SOURCE RECORDS —
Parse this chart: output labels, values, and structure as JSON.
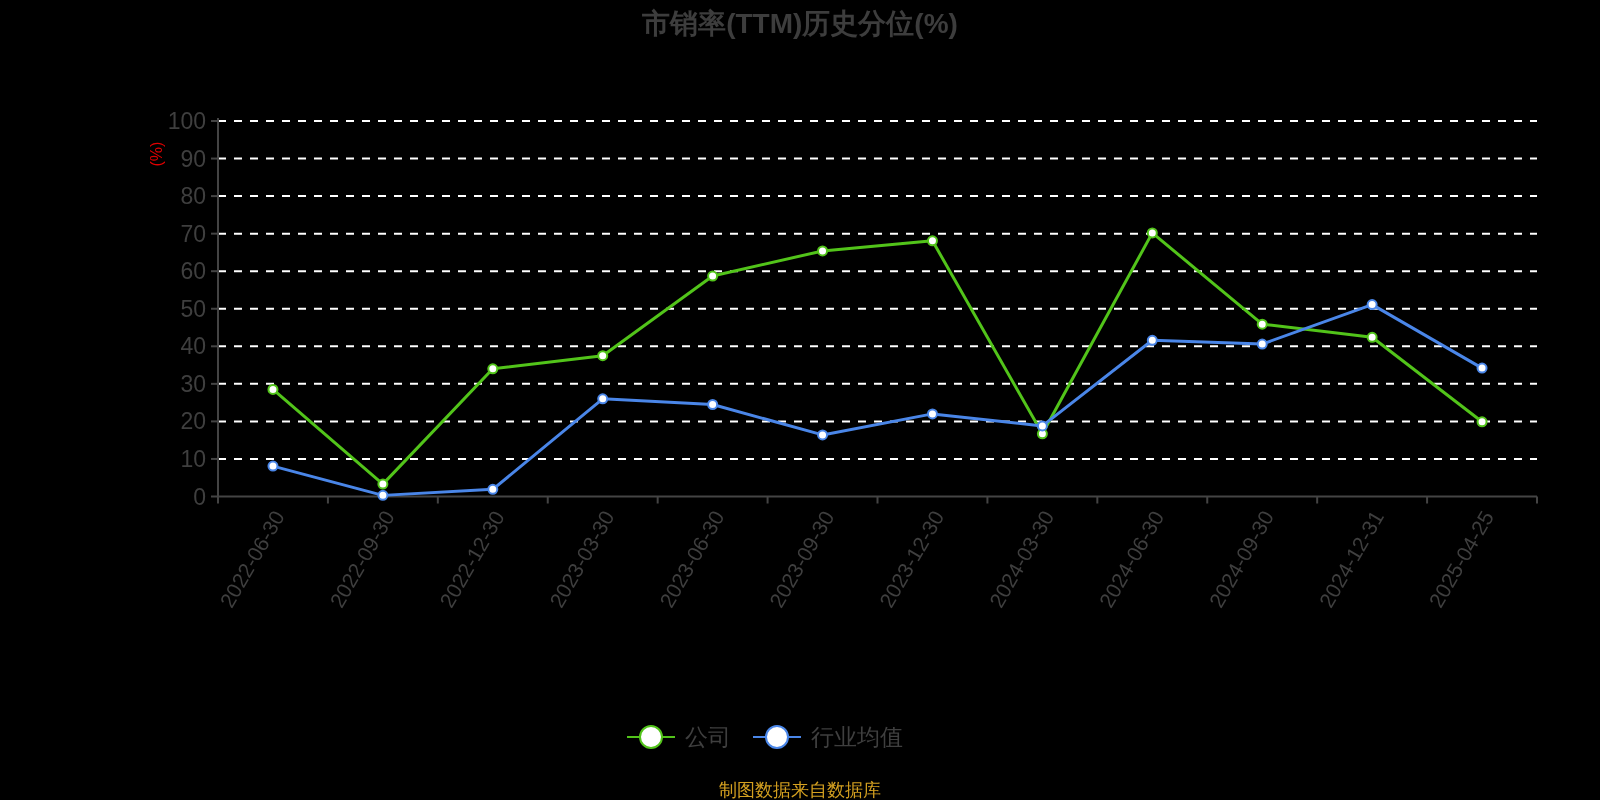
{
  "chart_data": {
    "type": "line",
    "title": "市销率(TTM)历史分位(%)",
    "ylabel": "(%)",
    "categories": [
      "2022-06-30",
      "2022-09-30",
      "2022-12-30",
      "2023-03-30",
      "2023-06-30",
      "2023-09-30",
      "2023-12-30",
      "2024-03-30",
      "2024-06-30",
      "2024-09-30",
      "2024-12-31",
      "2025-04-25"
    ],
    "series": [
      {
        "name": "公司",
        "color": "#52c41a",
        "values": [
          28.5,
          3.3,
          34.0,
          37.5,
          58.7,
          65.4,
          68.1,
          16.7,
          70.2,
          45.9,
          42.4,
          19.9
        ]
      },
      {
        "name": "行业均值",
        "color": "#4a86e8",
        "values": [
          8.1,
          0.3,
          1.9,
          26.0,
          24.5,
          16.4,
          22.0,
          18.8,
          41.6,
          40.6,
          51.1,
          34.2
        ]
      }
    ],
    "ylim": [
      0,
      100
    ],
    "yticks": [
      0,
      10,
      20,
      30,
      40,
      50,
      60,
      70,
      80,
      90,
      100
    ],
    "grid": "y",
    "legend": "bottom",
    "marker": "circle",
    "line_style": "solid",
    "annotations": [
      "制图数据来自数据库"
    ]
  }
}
--
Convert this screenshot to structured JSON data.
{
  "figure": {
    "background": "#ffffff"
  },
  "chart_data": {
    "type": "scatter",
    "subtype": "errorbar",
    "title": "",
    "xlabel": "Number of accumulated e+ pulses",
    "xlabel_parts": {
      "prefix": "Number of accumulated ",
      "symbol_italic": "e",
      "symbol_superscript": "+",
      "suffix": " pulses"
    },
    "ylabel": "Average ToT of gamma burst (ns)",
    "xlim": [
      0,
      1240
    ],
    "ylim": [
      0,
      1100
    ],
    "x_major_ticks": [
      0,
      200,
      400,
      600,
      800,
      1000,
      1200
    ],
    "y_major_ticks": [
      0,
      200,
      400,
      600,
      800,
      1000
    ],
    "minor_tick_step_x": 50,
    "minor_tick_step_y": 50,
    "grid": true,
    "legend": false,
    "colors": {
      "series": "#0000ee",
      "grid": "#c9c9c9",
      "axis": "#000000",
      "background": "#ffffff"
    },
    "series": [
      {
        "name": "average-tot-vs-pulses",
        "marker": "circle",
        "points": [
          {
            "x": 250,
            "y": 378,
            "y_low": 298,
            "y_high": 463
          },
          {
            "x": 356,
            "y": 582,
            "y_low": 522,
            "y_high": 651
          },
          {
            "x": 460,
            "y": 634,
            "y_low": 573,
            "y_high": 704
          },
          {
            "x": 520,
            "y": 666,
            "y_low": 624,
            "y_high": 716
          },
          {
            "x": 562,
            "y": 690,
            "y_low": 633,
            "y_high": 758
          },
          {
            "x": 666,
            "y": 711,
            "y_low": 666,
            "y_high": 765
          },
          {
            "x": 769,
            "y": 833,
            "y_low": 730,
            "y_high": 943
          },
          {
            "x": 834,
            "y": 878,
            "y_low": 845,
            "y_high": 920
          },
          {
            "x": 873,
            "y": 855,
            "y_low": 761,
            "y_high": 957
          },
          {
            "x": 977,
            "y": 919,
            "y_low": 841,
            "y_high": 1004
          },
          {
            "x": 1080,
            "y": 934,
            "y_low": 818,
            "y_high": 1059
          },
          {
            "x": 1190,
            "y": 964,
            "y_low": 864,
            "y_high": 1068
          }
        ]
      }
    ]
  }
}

EXERCISE DIRECTIONS —
Show every line in the records above that contains the word "accumulated".

RESPONSE TO THIS TASK —
    "xlabel": "Number of accumulated e+ pulses",
      "prefix": "Number of accumulated ",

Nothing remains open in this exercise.